_Trecho do documento_.
------------------------------
Thursday, 21 de November de 2024 ISSN 1519-7670 - Ano 24 - nº 1314

De chuvas no RS a fogo no Pantanal e estiagem na Amazônia, jornalismo deve tecer relações entre fenômenos

(Foto: Marcelo Camargo/Agência Brasil)

No noticiário, o ineditismo e a grandiosidade dos eventos iniciam ciclos de atenção que mobilizam o público em torno da pauta quente do momento. Passado algum tempo do despontar da novidade, a narrativa pode ganhar verniz de “mais do mesmo” e tornar o público menos engajado. Em tempos nos quais estamos superexepostos à informação, é fácil iniciar um novo ciclo ao tomarmos conhecimento sobre outro assunto mais recente e que também desperta nosso senso de urgência.
------------------------------
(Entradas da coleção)
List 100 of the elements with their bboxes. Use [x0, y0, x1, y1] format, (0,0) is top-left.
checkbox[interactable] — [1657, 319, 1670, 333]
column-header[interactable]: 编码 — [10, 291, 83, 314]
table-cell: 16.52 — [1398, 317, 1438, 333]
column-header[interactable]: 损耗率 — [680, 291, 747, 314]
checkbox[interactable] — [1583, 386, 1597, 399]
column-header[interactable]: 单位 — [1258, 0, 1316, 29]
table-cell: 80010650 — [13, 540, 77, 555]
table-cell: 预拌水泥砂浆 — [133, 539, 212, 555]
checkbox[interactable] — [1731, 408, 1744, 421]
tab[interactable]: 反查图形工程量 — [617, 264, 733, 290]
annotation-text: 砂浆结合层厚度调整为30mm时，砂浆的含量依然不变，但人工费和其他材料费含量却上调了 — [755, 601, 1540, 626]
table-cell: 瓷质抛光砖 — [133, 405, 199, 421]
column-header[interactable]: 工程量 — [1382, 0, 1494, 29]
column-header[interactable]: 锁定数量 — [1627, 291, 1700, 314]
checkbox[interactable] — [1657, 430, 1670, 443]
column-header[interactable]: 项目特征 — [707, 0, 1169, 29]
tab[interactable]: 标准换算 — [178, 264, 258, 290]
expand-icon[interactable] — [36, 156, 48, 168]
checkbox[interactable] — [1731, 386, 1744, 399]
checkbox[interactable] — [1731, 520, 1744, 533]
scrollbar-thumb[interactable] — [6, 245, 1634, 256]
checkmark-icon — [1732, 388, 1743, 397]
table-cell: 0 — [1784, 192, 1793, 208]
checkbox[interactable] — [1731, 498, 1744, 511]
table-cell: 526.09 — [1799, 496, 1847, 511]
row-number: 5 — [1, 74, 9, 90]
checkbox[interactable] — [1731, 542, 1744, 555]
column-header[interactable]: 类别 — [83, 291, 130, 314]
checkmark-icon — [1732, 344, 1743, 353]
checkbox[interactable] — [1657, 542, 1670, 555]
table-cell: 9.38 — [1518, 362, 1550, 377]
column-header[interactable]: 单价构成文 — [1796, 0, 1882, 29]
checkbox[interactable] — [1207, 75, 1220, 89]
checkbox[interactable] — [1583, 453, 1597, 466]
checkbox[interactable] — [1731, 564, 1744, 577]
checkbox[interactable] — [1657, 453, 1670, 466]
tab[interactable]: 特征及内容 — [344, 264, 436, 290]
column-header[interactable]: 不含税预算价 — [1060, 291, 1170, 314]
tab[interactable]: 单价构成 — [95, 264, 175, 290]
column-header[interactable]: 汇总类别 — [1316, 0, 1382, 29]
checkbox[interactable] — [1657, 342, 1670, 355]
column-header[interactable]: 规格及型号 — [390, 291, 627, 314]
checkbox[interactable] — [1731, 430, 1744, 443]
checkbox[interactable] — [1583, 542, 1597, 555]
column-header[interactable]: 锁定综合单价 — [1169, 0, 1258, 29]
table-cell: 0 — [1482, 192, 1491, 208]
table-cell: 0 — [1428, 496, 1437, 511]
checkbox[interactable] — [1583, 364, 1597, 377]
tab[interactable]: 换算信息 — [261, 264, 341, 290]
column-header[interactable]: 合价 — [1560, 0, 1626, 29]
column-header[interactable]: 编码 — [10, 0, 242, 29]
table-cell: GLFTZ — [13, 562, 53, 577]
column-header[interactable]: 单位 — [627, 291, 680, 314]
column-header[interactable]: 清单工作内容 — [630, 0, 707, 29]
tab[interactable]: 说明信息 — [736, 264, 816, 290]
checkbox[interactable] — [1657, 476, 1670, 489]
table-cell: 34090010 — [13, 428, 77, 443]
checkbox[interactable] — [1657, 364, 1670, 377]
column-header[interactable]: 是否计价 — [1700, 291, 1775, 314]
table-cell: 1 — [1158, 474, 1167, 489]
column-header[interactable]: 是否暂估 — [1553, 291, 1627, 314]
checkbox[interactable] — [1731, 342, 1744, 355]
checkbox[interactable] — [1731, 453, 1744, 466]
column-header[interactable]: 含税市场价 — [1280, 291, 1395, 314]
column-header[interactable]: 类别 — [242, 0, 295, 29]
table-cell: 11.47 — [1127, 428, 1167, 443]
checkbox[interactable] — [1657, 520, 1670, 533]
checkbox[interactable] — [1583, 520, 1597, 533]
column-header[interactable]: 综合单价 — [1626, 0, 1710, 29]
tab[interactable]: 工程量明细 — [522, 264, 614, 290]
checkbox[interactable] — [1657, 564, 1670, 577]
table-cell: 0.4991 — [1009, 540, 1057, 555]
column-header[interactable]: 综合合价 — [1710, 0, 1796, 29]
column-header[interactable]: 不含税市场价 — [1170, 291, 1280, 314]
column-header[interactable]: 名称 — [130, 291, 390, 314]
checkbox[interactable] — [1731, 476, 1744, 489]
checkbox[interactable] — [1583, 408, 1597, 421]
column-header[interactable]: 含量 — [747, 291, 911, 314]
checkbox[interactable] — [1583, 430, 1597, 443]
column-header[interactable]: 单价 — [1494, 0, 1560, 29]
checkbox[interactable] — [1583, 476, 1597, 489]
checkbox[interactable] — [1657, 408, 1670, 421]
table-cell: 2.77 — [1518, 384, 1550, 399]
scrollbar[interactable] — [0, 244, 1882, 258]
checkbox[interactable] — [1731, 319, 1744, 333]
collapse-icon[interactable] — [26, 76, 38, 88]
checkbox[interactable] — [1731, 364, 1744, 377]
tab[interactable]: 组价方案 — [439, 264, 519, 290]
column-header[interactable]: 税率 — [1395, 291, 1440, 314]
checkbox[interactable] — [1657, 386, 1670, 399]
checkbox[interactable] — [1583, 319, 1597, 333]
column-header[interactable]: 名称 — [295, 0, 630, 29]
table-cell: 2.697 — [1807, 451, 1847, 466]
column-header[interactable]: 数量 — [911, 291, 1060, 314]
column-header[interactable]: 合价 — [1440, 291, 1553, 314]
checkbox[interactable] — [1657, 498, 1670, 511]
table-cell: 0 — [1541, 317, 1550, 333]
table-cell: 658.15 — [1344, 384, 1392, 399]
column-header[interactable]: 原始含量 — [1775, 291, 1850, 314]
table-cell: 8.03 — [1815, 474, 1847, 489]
------------------------------
_Requisitos da tarefa_.
**A)** Responda às perguntas sobre o artigo a respeito de jornalismo e fenômenos climáticos:
(i) Qual número de edição aparece na linha de cabeçalho do artigo?
(ii) A quem é creditada a foto?
(iii) Segundo o primeiro parágrafo, o que dá início aos ciclos de atenção no noticiário?
**B)** Dê seguimento ao artigo sobre jornalismo e fenômenos climáticos a partir do último trecho apresentado.

_Os resultados_.
**A)**
(i) Nº 1314.
(ii) Marcelo Camargo/Agência Brasil.
(iii) O ineditismo e a grandiosidade dos eventos.

**B)**
Tal processo pode ser perverso especialmente para o jornalismo ambiental porque dá a entender que os fenômenos são isolados – justamento o contrário do que o jornalismo ambiental defende. Se nos últimos meses o assunto predominante no noticiário nacional foi o excesso de água no Rio Grande do Sul, essa cobertura vai minguando aos poucos, mesmo que parte da população siga desassistida e que ainda haja disputa, por exemplo, sobre as medidas necessárias para a recuperação do estado.

Enquanto isso, emergem notícias sobre outro tópico preocupante: o combate aos incêndios no Pantanal, que tem sido pauta recorrente no Jornal Nacional, da TV Globo, nas últimas semanas. Assim como as enchentes no Rio Grande do Sul, o assunto não é necessariamente novo, tendo em vista que o bioma já havia sido gravemente atingido pelo fogo em 2020.

Mas, assim também como no caso gaúcho, o ciclo de atenção é despertado pelos tristes recordes associados à intervenção humana nos ambientes naturais. As queimadas de agora são ainda piores do que as de 2020, e ainda nem estamos no período mais crítico da estação seca, quando essas ocorrências são mais comuns no bioma.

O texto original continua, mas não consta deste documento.